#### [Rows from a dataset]
_ _ _ _
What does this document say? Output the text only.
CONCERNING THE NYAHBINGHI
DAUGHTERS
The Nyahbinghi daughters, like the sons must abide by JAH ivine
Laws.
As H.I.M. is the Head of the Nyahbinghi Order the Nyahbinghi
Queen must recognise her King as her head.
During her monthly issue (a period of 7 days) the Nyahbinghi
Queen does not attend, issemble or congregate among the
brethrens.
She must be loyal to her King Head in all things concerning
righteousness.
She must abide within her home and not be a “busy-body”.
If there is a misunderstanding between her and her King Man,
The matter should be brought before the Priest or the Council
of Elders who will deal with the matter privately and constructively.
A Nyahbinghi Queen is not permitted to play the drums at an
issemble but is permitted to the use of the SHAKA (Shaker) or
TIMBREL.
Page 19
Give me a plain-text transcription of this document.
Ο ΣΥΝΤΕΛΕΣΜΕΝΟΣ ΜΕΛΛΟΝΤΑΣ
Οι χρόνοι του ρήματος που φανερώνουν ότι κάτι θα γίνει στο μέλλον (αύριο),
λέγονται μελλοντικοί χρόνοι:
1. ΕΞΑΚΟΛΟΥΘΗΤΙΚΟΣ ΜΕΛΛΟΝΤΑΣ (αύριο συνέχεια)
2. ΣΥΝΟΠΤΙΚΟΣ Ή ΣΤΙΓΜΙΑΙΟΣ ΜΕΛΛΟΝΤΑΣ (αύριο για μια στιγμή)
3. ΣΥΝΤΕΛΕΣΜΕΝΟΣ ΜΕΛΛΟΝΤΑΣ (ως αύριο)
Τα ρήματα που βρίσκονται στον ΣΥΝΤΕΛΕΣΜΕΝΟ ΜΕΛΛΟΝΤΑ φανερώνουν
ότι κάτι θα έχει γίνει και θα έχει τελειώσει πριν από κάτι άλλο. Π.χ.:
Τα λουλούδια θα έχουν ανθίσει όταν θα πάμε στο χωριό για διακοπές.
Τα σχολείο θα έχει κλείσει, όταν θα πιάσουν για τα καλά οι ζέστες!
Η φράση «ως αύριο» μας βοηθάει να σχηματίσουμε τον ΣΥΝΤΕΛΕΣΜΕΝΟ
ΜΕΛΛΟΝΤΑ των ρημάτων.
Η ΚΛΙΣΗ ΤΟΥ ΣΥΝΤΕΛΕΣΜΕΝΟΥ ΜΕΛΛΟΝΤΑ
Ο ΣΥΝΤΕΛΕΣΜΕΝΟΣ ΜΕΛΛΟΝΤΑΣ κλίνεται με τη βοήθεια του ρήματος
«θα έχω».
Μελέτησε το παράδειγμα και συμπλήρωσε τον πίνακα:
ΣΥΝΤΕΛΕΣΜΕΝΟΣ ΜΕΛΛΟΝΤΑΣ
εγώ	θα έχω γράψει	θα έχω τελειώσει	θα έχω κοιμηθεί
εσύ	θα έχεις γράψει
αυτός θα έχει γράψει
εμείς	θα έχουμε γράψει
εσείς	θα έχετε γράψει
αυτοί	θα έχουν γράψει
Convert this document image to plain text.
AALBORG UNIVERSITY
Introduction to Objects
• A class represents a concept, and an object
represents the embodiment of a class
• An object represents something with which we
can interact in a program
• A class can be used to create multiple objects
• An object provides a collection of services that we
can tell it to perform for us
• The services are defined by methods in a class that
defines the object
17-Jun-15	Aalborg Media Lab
_ _ _ _
#### [Directions]
Only the lines from the one containing "Convert this document image to plain text." to the end of the data should be printed, exactly as they stand.

#### [The result]
Convert this document image to plain text.
AALBORG UNIVERSITY
Introduction to Objects
• A class represents a concept, and an object
represents the embodiment of a class
• An object represents something with which we
can interact in a program
• A class can be used to create multiple objects
• An object provides a collection of services that we
can tell it to perform for us
• The services are defined by methods in a class that
defines the object
17-Jun-15	Aalborg Media Lab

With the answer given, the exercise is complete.